AIM OF THE TASK. All of the lines below need to be copied exactly, apart from the pictures.

Records from a data source.
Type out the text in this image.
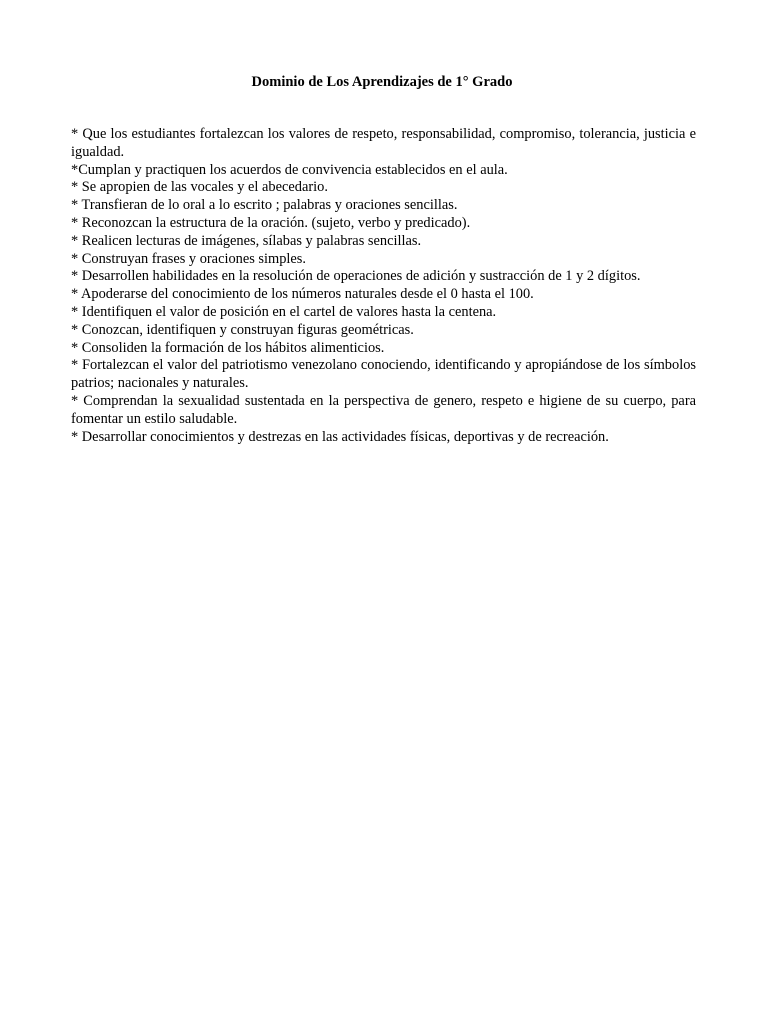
Dominio de Los Aprendizajes de 1° Grado

* Que los estudiantes fortalezcan los valores de respeto, responsabilidad, compromiso, tolerancia, justicia e igualdad.

*Cumplan y practiquen los acuerdos de convivencia establecidos en el aula.

* Se apropien de las vocales y el abecedario.

* Transfieran de lo oral a lo escrito ; palabras y oraciones sencillas.

* Reconozcan la estructura de la oración. (sujeto, verbo y predicado).

* Realicen lecturas de imágenes, sílabas y palabras sencillas.

* Construyan frases y oraciones simples.

* Desarrollen habilidades en la resolución de operaciones de adición y sustracción de 1 y 2 dígitos.

* Apoderarse del conocimiento de los números naturales desde el 0 hasta el 100.

* Identifiquen el valor de posición en el cartel de valores hasta la centena.

* Conozcan, identifiquen y construyan figuras geométricas.

* Consoliden la formación de los hábitos alimenticios.

* Fortalezcan el valor del patriotismo venezolano conociendo, identificando y apropiándose de los símbolos  patrios; nacionales y naturales.

* Comprendan la sexualidad sustentada en la perspectiva de genero, respeto e higiene de su cuerpo, para fomentar un estilo saludable.

* Desarrollar conocimientos y destrezas en las actividades físicas, deportivas y de recreación.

OUTPUT FOR THIS TASK.
Type out the text in this image.
Dominio de Los Aprendizajes de 1° Grado

* Que los estudiantes fortalezcan los valores de respeto, responsabilidad, compromiso, tolerancia, justicia e igualdad.

*Cumplan y practiquen los acuerdos de convivencia establecidos en el aula.

* Se apropien de las vocales y el abecedario.

* Transfieran de lo oral a lo escrito ; palabras y oraciones sencillas.

* Reconozcan la estructura de la oración. (sujeto, verbo y predicado).

* Realicen lecturas de imágenes, sílabas y palabras sencillas.

* Construyan frases y oraciones simples.

* Desarrollen habilidades en la resolución de operaciones de adición y sustracción de 1 y 2 dígitos.

* Apoderarse del conocimiento de los números naturales desde el 0 hasta el 100.

* Identifiquen el valor de posición en el cartel de valores hasta la centena.

* Conozcan, identifiquen y construyan figuras geométricas.

* Consoliden la formación de los hábitos alimenticios.

* Fortalezcan el valor del patriotismo venezolano conociendo, identificando y apropiándose de los símbolos  patrios; nacionales y naturales.

* Comprendan la sexualidad sustentada en la perspectiva de genero, respeto e higiene de su cuerpo, para fomentar un estilo saludable.

* Desarrollar conocimientos y destrezas en las actividades físicas, deportivas y de recreación.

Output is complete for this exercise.